Stated exercise: Recast the part of the records that opens with the line containing "request-help-button[interactable]: Demander de" and closes with the line containing "stopwatch-icon[interactable] (581, 1752, 641, 1812)" as a JSON list of strings, one string per line, leaving out blank lines.

Items:
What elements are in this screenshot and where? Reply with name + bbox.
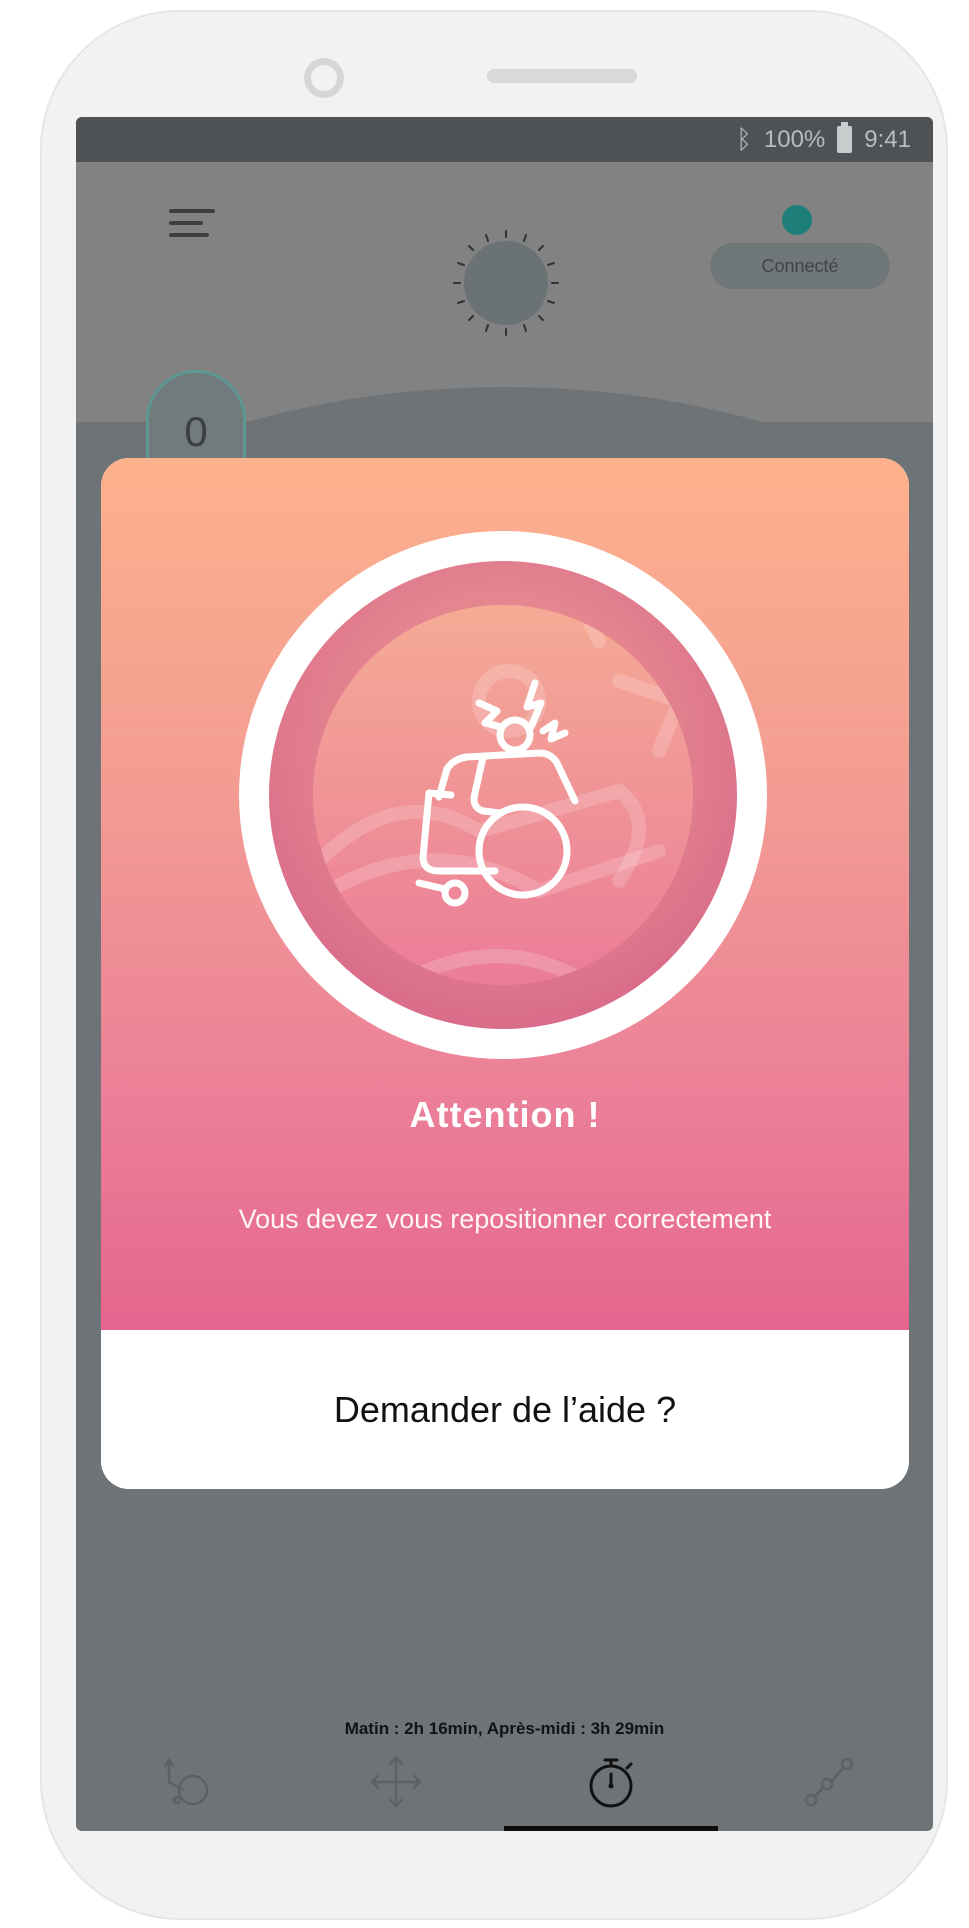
request-help-button[interactable]: Demander de l’aide ? (101, 1330, 909, 1489)
connection-indicator (782, 205, 812, 235)
connection-status-badge[interactable]: Connecté (710, 243, 890, 289)
alert-header: Attention ! Vous devez vous repositionne… (101, 458, 909, 1330)
stopwatch-icon[interactable] (581, 1752, 641, 1812)
graph-icon[interactable] (799, 1752, 859, 1812)
alert-message: Vous devez vous repositionner correcteme… (238, 1204, 772, 1234)
app-screen: ᛒ 100% 9:41 Connecté 0 Attention ! Vous … (76, 117, 933, 1831)
wheelchair-tilt-icon[interactable] (159, 1752, 219, 1812)
alert-title: Attention ! (409, 1094, 601, 1135)
move-arrows-icon[interactable] (366, 1752, 426, 1812)
front-camera (304, 58, 344, 98)
bottom-navigation (76, 1752, 933, 1831)
menu-icon[interactable] (169, 207, 215, 241)
clock: 9:41 (864, 125, 911, 153)
bluetooth-icon: ᛒ (736, 124, 752, 154)
battery-icon (837, 122, 853, 153)
alert-illustration (239, 531, 767, 1059)
sun-icon (453, 230, 559, 336)
status-bar: ᛒ 100% 9:41 (76, 117, 933, 162)
daily-summary: Matin : 2h 16min, Après-midi : 3h 29min (344, 1719, 665, 1738)
active-tab-indicator (504, 1826, 718, 1831)
alert-modal: Attention ! Vous devez vous repositionne… (101, 458, 909, 1489)
speaker-grille (487, 69, 637, 83)
battery-level: 100% (763, 125, 826, 153)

Answer below:
[
  "request-help-button[interactable]: Demander de l’aide ? (101, 1330, 909, 1489)",
  "connection-indicator (782, 205, 812, 235)",
  "connection-status-badge[interactable]: Connecté (710, 243, 890, 289)",
  "alert-header: Attention ! Vous devez vous repositionne… (101, 458, 909, 1330)",
  "stopwatch-icon[interactable] (581, 1752, 641, 1812)"
]